▶ _The request_: Without changing a character, return the entries, but not the images they hold.

▶ _Data_:
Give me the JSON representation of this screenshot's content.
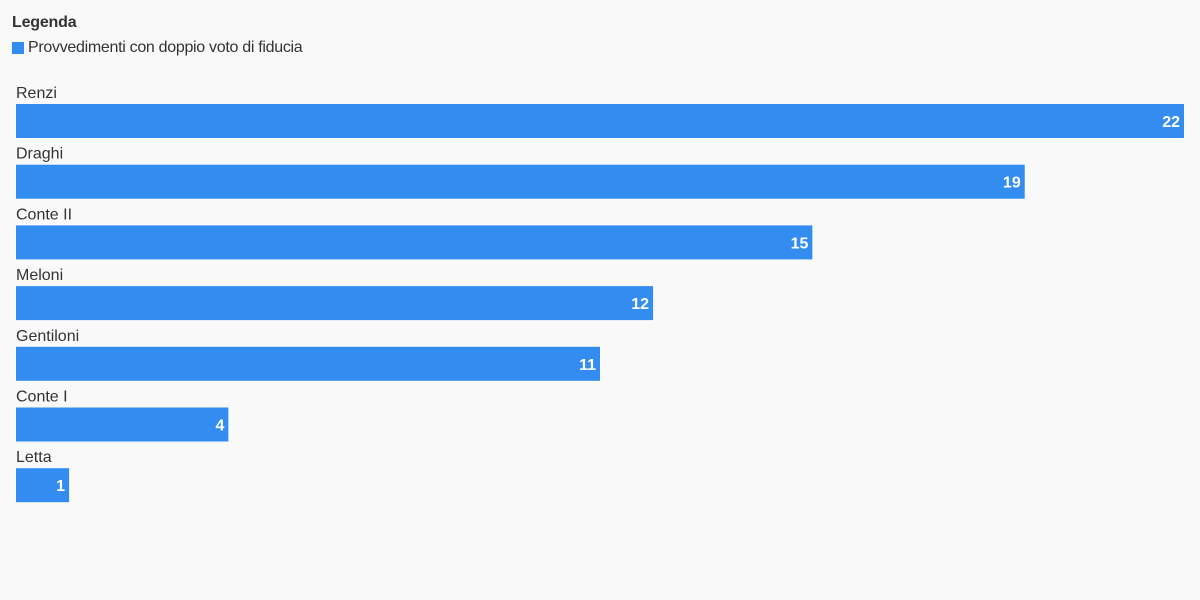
{
  "legend": {
    "title": "Legenda",
    "label": "Provvedimenti con doppio voto di fiducia"
  },
  "colors": {
    "bar": "#338cf0",
    "label_text": "#333333",
    "value_text": "#ffffff"
  },
  "chart_data": {
    "type": "bar",
    "orientation": "horizontal",
    "categories": [
      "Renzi",
      "Draghi",
      "Conte II",
      "Meloni",
      "Gentiloni",
      "Conte I",
      "Letta"
    ],
    "series": [
      {
        "name": "Provvedimenti con doppio voto di fiducia",
        "values": [
          22,
          19,
          15,
          12,
          11,
          4,
          1
        ]
      }
    ],
    "xlim": [
      0,
      22
    ],
    "grid": false,
    "legend_position": "top-left"
  }
}
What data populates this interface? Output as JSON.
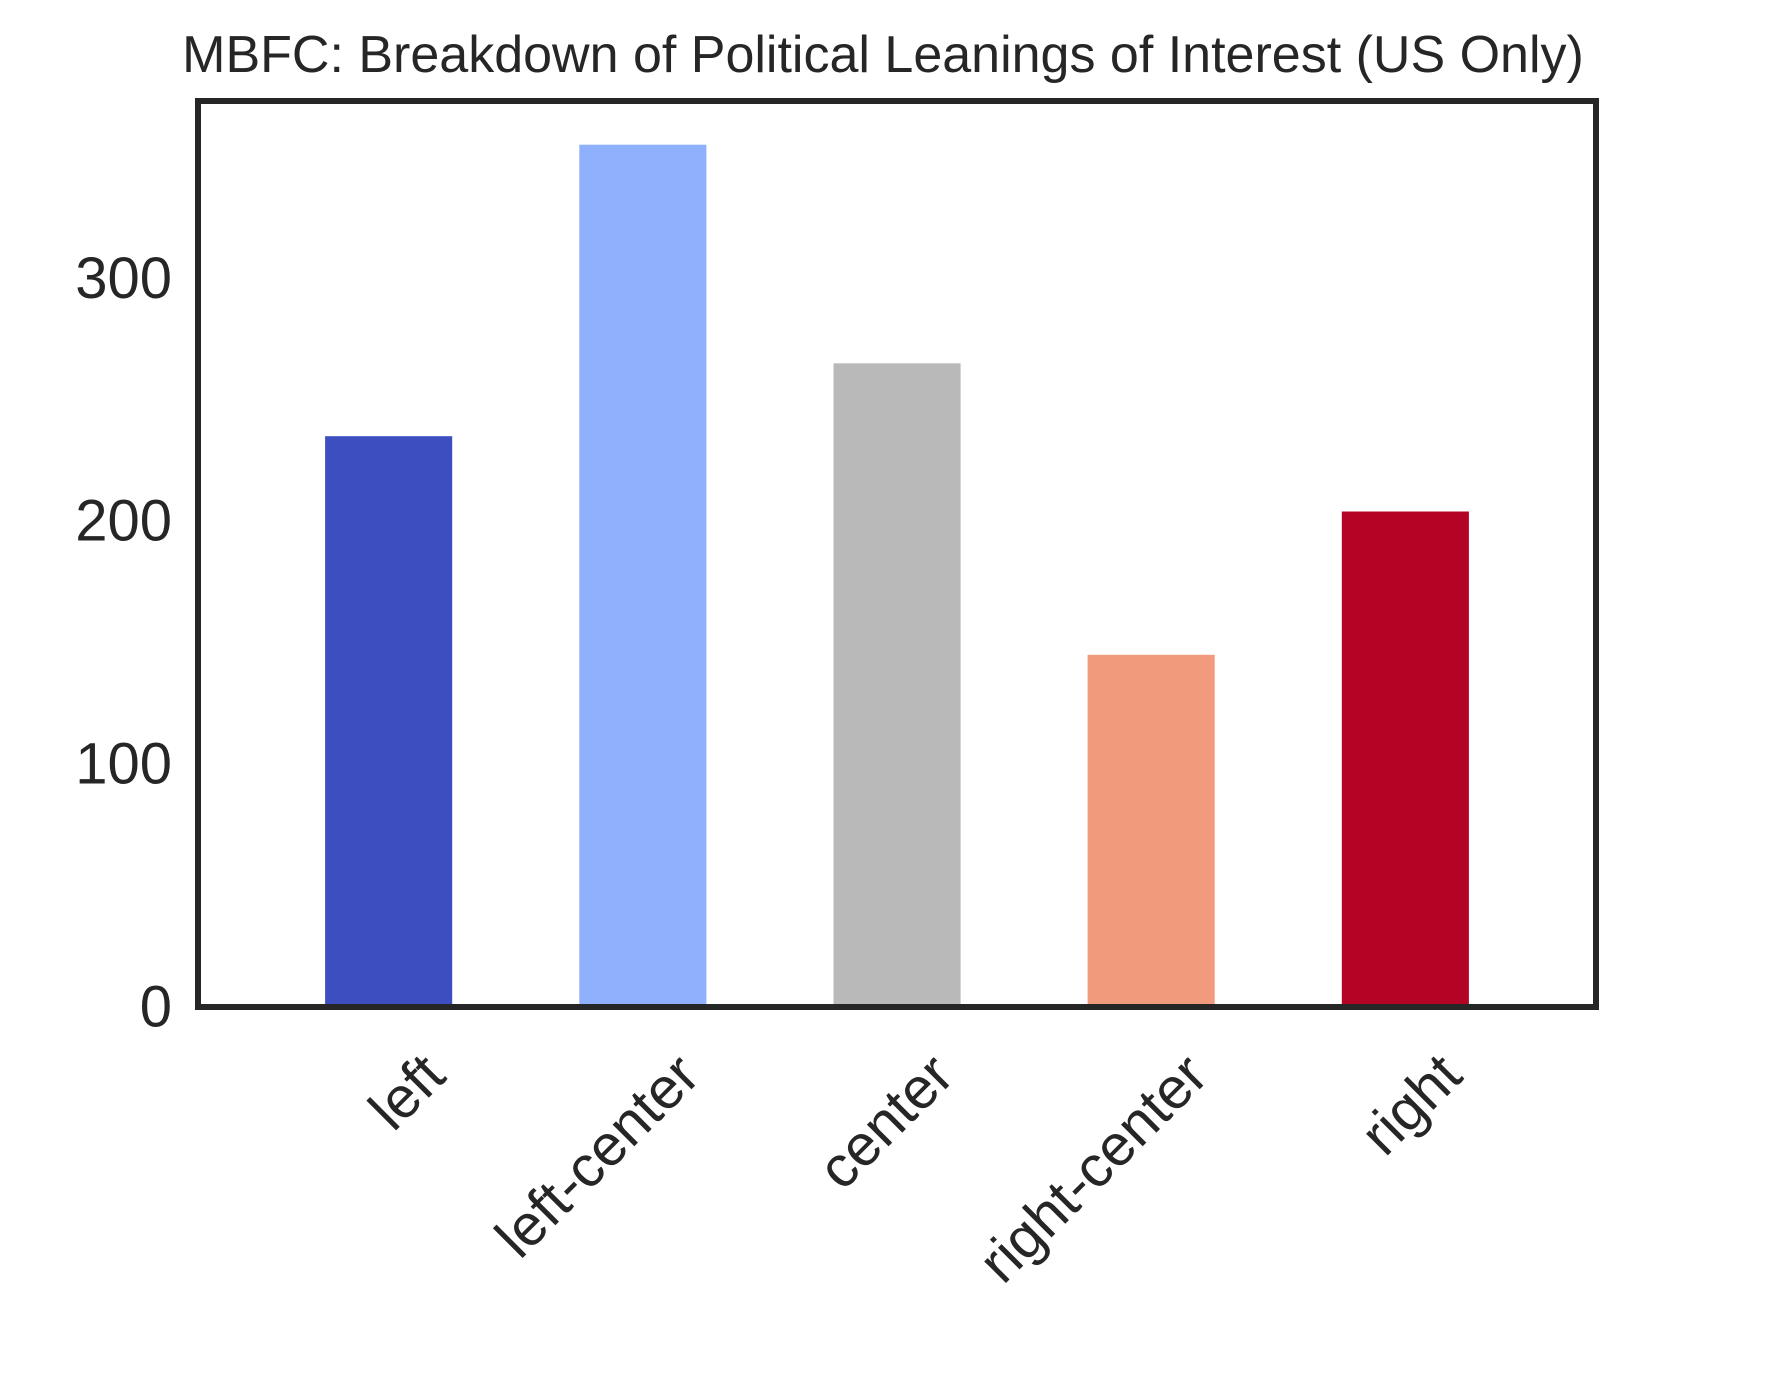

▶ _Solution_:
Give me the JSON representation of this screenshot's content.
{
  "legend": {
    "title": "Legenda",
    "label": "Provvedimenti con doppio voto di fiducia"
  },
  "colors": {
    "bar": "#338cf0",
    "label_text": "#333333",
    "value_text": "#ffffff"
  },
  "chart_data": {
    "type": "bar",
    "orientation": "horizontal",
    "categories": [
      "Renzi",
      "Draghi",
      "Conte II",
      "Meloni",
      "Gentiloni",
      "Conte I",
      "Letta"
    ],
    "series": [
      {
        "name": "Provvedimenti con doppio voto di fiducia",
        "values": [
          22,
          19,
          15,
          12,
          11,
          4,
          1
        ]
      }
    ],
    "xlim": [
      0,
      22
    ],
    "grid": false,
    "legend_position": "top-left"
  }
}
What data populates this interface? Output as JSON.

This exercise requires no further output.